*EXERCISE REQUIREMENTS*
Pictures don't belong in the copy; print all the records exactly.

Data items
*****

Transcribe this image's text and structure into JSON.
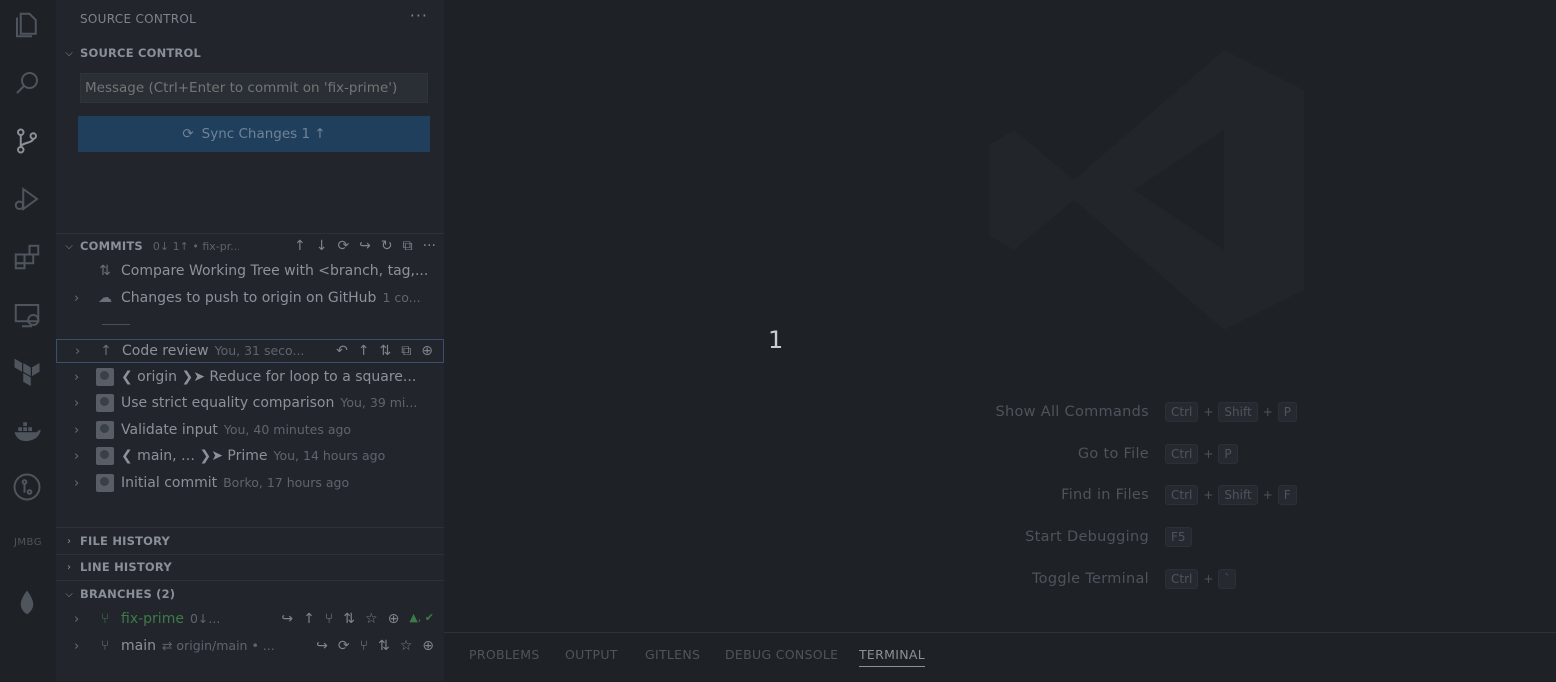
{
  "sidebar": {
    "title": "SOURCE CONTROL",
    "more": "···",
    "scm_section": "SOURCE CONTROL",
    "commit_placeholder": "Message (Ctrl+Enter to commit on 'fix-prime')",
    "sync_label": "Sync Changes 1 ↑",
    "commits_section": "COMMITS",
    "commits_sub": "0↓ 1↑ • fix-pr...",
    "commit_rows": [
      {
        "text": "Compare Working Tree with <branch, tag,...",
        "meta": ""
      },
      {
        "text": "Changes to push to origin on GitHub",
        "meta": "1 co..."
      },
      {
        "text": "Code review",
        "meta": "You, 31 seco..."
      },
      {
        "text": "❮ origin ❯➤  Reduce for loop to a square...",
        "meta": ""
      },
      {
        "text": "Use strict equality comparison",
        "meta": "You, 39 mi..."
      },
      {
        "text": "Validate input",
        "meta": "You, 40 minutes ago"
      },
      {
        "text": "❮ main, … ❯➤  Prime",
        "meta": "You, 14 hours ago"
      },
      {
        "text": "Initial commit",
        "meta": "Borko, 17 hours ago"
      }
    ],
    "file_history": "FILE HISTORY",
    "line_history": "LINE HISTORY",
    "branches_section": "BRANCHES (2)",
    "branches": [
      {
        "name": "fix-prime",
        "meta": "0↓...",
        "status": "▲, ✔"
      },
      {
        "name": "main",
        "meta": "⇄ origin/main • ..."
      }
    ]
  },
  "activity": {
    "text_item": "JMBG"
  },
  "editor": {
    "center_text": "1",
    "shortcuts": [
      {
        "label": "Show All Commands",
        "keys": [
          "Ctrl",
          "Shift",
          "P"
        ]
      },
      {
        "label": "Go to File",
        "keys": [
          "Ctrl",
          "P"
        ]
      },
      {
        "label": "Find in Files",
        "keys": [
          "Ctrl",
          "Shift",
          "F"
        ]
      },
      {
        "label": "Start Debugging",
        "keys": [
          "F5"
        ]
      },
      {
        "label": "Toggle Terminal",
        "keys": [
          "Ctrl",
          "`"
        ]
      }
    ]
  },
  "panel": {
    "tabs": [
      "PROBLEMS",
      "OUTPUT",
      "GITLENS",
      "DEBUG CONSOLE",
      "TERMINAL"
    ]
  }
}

*****

*REPLY*
Transcribe this image's text and structure into JSON.
{
  "sidebar": {
    "title": "SOURCE CONTROL",
    "more": "···",
    "scm_section": "SOURCE CONTROL",
    "commit_placeholder": "Message (Ctrl+Enter to commit on 'fix-prime')",
    "sync_label": "Sync Changes 1 ↑",
    "commits_section": "COMMITS",
    "commits_sub": "0↓ 1↑ • fix-pr...",
    "commit_rows": [
      {
        "text": "Compare Working Tree with <branch, tag,...",
        "meta": ""
      },
      {
        "text": "Changes to push to origin on GitHub",
        "meta": "1 co..."
      },
      {
        "text": "Code review",
        "meta": "You, 31 seco..."
      },
      {
        "text": "❮ origin ❯➤  Reduce for loop to a square...",
        "meta": ""
      },
      {
        "text": "Use strict equality comparison",
        "meta": "You, 39 mi..."
      },
      {
        "text": "Validate input",
        "meta": "You, 40 minutes ago"
      },
      {
        "text": "❮ main, … ❯➤  Prime",
        "meta": "You, 14 hours ago"
      },
      {
        "text": "Initial commit",
        "meta": "Borko, 17 hours ago"
      }
    ],
    "file_history": "FILE HISTORY",
    "line_history": "LINE HISTORY",
    "branches_section": "BRANCHES (2)",
    "branches": [
      {
        "name": "fix-prime",
        "meta": "0↓...",
        "status": "▲, ✔"
      },
      {
        "name": "main",
        "meta": "⇄ origin/main • ..."
      }
    ]
  },
  "activity": {
    "text_item": "JMBG"
  },
  "editor": {
    "center_text": "1",
    "shortcuts": [
      {
        "label": "Show All Commands",
        "keys": [
          "Ctrl",
          "Shift",
          "P"
        ]
      },
      {
        "label": "Go to File",
        "keys": [
          "Ctrl",
          "P"
        ]
      },
      {
        "label": "Find in Files",
        "keys": [
          "Ctrl",
          "Shift",
          "F"
        ]
      },
      {
        "label": "Start Debugging",
        "keys": [
          "F5"
        ]
      },
      {
        "label": "Toggle Terminal",
        "keys": [
          "Ctrl",
          "`"
        ]
      }
    ]
  },
  "panel": {
    "tabs": [
      "PROBLEMS",
      "OUTPUT",
      "GITLENS",
      "DEBUG CONSOLE",
      "TERMINAL"
    ]
  }
}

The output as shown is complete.